-- start of RECORD EXTRACTS --

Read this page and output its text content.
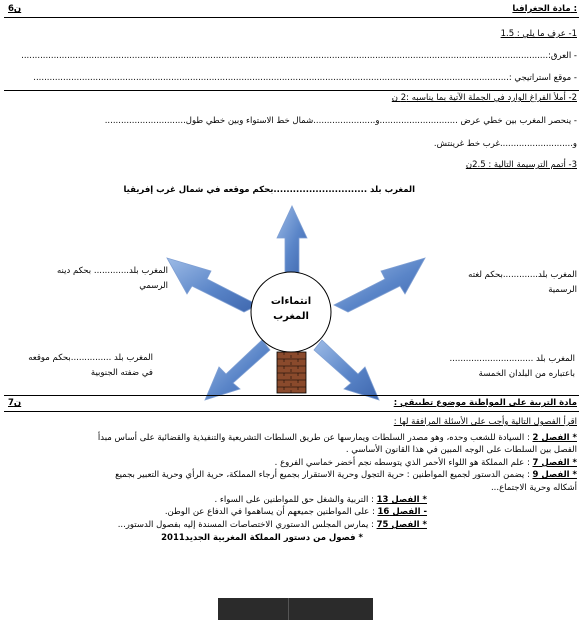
مادة الجغرافيا :
6ن
1- عرف ما يلي : 1.5
- العرق:...................................................................................................................................................................................................
- موقع استراتيجي :................................................................................................................................................................................
2- أملأ الفراغ الوارد في الجملة الآتية بما يناسبه :2 ن
- ينحصر المغرب بين خطي عرض .............................و.......................شمال خط الاستواء وبين خطي طول..............................
و...........................غرب خط غرينتش.
3- أتمم الترسيمة التالية : 2.5ن
المغرب بلد .............................بحكم موقعه في شمال غرب إفريقيا
انتماءات
المغرب
المغرب بلد............. بحكم دينه
الرسمي
المغرب بلد ...............بحكم موقعه
في ضفته الجنوبية
المغرب بلد.............بحكم لغته
الرسمية
المغرب بلد ...............................
باعتباره من البلدان الخمسة
مادة التربية على المواطنة موضوع تطبيقي :
7ن
اقرأ الفصول التالية وأجب على الأسئلة المرافقة لها :
* الفصل 2 : السيادة للشعب وحده، وهو مصدر السلطات ويمارسها عن طريق السلطات التشريعية والتنفيذية والقضائية على أساس مبدأ
الفصل بين السلطات على الوجه المبين في هذا القانون الأساسي .
* الفصل 7 : علم المملكة هو اللواء الأحمر الذي يتوسطه نجم أخضر خماسي الفروع .
* الفصل 9 : يضمن الدستور لجميع المواطنين : حرية التجول وحرية الاستقرار بجميع أرجاء المملكة، حرية الرأي وحرية التعبير بجميع
أشكاله وحرية الاجتماع...
* الفصل 13 : التربية والشغل حق للمواطنين على السواء .
- الفصل 16 : على المواطنين جميعهم أن يساهموا في الدفاع عن الوطن.
* الفصل 75 : يمارس المجلس الدستوري الاختصاصات المسندة إليه بفصول الدستور...
* فصول من دستور المملكة المغربية الجديد2011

-- end of RECORD EXTRACTS --

### [WHAT IS EXPECTED]
Filter the records down to the lines that contain the string "التربية", and copy those lines.

### [THE RESPONSE]
مادة التربية على المواطنة موضوع تطبيقي :
* الفصل 13 : التربية والشغل حق للمواطنين على السواء .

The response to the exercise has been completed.